▶ TASK DETAILS: Give every line back verbatim, dropping all images.

▶ RECORDED INFORMATION:

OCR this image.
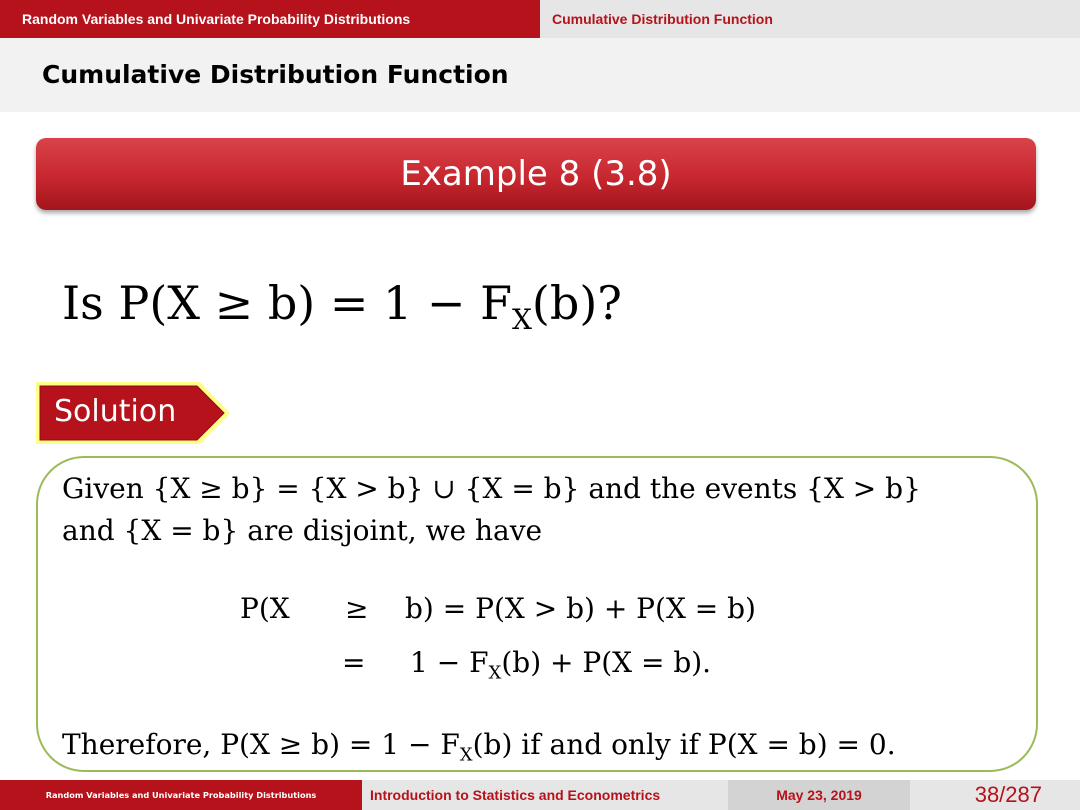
Random Variables and Univariate Probability Distributions	Cumulative Distribution Function
Cumulative Distribution Function
Example 8 (3.8)
Is $P(X \ge b) = 1 - F_X(b)$?
Solution
Given {X ≥ b} = {X > b} ∪ {X = b} and the events {X > b}
and {X = b} are disjoint, we have
P(X ≥ b) = P(X > b) + P(X = b)
= $1 - F_X(b) + P(X = b)$.
Therefore, $P(X \ge b) = 1 - F_X(b)$ if and only if P(X = b) = 0.
Random Variables and Univariate Probability Distributions	Introduction to Statistics and Econometrics	May 23, 2019	38/287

▶ FULL SOLUTION:
OCR this image.
Random Variables and Univariate Probability Distributions	Cumulative Distribution Function
Cumulative Distribution Function
Example 8 (3.8)
Is $P(X \ge b) = 1 - F_X(b)$?
Solution
Given {X ≥ b} = {X > b} ∪ {X = b} and the events {X > b}
and {X = b} are disjoint, we have
P(X ≥ b) = P(X > b) + P(X = b)
= $1 - F_X(b) + P(X = b)$.
Therefore, $P(X \ge b) = 1 - F_X(b)$ if and only if P(X = b) = 0.
Random Variables and Univariate Probability Distributions	Introduction to Statistics and Econometrics	May 23, 2019	38/287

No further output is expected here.